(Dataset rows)
BEGIN

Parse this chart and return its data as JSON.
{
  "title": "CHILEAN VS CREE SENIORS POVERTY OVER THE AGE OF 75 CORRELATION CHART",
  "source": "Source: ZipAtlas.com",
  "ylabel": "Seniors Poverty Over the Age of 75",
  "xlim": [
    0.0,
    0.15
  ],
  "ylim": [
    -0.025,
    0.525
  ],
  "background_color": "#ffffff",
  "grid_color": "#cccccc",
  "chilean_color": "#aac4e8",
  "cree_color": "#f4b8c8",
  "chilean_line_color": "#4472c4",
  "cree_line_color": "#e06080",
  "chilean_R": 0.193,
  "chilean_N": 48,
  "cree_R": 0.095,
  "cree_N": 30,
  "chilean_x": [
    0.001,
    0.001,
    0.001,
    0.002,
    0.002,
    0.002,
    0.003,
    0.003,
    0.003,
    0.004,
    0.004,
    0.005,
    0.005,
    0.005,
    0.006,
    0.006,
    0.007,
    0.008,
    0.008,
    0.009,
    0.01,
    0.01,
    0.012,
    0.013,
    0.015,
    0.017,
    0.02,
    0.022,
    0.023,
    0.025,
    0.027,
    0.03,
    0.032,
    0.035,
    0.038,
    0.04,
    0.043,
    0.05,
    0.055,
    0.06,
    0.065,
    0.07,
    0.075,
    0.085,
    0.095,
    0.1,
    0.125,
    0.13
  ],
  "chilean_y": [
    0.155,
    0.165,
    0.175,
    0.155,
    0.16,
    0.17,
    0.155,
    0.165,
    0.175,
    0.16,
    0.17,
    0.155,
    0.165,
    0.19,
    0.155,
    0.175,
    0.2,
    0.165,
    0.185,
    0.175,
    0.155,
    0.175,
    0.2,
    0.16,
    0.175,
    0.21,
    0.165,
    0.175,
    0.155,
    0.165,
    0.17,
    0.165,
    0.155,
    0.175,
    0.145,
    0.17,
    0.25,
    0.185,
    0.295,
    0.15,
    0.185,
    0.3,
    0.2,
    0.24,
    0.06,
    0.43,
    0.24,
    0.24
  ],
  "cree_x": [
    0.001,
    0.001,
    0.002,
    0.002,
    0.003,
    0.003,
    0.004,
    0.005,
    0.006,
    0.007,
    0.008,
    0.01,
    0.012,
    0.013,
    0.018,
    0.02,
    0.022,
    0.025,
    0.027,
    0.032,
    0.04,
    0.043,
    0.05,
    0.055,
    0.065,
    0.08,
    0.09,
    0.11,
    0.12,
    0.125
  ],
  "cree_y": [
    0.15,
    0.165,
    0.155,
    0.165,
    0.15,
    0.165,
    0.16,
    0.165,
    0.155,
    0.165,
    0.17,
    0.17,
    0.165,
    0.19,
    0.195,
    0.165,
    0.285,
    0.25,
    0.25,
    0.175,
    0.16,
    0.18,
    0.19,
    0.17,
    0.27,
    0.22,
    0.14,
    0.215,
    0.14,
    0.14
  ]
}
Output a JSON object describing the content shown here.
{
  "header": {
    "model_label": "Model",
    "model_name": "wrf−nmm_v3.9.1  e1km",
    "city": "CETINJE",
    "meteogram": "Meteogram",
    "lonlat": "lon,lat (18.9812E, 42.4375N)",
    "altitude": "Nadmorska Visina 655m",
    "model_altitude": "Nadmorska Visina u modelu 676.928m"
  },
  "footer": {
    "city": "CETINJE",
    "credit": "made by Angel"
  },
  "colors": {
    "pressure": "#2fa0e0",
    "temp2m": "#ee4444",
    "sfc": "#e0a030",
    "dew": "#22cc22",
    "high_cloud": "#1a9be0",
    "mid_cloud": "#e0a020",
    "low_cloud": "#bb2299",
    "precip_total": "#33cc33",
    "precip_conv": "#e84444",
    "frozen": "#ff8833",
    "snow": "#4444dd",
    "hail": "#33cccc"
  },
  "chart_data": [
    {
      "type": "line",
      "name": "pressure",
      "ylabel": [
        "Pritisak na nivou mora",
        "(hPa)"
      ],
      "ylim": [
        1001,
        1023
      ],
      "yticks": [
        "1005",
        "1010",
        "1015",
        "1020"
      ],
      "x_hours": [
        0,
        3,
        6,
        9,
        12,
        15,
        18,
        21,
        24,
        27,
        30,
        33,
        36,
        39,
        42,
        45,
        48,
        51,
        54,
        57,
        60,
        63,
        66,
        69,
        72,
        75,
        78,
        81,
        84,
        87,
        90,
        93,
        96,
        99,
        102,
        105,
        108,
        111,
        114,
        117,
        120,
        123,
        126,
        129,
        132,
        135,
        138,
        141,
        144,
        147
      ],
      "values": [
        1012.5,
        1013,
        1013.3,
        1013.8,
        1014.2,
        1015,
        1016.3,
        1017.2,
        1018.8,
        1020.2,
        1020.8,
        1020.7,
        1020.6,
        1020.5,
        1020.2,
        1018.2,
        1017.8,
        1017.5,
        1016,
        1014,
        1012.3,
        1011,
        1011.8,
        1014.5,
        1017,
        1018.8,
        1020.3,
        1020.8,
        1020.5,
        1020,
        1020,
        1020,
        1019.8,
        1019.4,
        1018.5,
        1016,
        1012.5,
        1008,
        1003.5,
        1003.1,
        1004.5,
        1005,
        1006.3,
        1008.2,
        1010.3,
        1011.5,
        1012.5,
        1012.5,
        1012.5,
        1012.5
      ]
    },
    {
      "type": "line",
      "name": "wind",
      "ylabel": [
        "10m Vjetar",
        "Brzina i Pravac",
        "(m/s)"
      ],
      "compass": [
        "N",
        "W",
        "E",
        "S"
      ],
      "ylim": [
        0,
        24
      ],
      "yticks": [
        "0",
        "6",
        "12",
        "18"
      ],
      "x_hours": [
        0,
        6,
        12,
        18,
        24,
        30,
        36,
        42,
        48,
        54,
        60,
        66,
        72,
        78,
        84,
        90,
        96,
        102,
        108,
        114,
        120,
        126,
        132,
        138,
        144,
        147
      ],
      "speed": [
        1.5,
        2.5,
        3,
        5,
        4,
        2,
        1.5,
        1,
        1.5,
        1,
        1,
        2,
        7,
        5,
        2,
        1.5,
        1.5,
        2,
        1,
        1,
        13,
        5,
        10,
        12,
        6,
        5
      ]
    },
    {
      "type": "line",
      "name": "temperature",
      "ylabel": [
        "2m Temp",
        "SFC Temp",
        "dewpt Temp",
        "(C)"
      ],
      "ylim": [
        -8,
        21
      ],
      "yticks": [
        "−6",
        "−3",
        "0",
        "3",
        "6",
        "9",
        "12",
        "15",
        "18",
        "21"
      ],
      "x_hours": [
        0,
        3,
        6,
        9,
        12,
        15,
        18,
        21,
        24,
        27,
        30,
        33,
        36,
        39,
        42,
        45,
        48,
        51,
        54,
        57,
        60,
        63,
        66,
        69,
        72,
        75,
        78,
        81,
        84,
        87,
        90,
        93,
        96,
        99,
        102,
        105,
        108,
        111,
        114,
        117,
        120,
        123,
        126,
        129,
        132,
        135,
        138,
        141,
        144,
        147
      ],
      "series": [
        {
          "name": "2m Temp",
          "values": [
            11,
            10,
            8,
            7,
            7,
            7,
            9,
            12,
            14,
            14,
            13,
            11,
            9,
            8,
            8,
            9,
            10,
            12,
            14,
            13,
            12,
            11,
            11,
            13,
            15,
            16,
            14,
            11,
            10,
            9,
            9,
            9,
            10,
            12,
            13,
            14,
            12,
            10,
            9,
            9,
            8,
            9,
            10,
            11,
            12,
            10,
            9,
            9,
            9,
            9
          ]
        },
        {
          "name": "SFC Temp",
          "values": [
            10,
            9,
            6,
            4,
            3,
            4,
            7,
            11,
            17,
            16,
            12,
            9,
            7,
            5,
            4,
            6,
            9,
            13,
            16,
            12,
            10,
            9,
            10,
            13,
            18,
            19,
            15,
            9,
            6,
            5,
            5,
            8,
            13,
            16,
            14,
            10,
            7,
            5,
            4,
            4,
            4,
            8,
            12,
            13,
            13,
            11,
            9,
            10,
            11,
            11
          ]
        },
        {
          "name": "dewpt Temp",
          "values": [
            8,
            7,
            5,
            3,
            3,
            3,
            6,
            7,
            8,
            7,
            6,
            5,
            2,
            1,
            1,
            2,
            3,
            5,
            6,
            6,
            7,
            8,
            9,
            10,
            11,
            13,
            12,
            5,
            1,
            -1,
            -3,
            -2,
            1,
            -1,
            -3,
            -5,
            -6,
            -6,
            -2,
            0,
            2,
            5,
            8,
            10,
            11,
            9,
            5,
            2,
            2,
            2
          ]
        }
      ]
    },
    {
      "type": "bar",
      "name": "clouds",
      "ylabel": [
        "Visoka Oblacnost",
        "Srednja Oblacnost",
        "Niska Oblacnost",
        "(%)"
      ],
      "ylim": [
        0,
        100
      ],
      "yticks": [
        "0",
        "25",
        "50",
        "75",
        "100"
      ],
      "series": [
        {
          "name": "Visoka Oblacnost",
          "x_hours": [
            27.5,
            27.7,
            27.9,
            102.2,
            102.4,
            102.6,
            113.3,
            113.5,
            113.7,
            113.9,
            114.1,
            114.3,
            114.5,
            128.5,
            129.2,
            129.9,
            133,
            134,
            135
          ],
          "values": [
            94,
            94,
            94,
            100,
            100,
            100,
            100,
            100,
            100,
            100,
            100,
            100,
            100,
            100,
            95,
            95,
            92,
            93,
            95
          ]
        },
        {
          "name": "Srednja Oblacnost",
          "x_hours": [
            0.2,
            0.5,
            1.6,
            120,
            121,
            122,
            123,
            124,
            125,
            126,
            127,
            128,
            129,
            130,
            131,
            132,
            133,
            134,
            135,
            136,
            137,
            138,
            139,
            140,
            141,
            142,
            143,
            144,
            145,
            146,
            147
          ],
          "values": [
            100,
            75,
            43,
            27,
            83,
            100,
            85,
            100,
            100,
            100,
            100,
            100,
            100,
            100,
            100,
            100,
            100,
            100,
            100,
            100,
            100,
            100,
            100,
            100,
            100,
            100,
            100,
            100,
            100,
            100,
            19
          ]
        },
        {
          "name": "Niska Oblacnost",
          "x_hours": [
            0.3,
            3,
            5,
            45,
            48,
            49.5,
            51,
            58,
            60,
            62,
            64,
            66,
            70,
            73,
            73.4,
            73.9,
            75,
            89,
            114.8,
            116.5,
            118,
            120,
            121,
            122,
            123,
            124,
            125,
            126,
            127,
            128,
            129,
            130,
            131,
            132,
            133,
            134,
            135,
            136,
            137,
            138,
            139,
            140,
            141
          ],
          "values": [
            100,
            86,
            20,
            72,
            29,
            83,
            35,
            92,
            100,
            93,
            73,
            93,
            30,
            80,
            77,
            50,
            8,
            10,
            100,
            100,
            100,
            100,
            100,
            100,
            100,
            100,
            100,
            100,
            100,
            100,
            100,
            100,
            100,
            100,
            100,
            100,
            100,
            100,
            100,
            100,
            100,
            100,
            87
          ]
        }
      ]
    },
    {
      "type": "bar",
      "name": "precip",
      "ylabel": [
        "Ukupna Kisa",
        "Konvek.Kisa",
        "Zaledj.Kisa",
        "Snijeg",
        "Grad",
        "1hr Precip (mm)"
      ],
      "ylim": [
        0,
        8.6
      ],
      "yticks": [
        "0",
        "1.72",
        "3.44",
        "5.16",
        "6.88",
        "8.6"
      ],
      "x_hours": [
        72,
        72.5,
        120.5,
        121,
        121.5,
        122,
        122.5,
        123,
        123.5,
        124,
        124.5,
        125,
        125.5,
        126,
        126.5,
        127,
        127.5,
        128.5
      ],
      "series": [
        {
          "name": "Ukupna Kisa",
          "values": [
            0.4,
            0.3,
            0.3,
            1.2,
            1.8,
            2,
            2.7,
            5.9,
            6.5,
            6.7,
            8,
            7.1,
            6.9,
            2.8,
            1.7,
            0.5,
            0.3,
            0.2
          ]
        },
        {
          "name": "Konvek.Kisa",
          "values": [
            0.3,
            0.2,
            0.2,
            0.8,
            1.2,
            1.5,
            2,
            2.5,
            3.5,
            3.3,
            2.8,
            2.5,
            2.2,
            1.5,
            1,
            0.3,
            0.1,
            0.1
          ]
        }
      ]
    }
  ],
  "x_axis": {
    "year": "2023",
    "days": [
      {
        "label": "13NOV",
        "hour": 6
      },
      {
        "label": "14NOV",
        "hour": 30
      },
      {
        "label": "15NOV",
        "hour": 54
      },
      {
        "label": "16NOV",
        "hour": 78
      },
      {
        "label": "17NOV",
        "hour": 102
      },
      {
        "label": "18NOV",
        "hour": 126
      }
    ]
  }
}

END

▸ **The exercise**
Scan the material above. Copy each line that holds the word "Oblacnost".

▸ **Exercise answer**
        "Visoka Oblacnost",
        "Srednja Oblacnost",
        "Niska Oblacnost",
          "name": "Visoka Oblacnost",
          "name": "Srednja Oblacnost",
          "name": "Niska Oblacnost",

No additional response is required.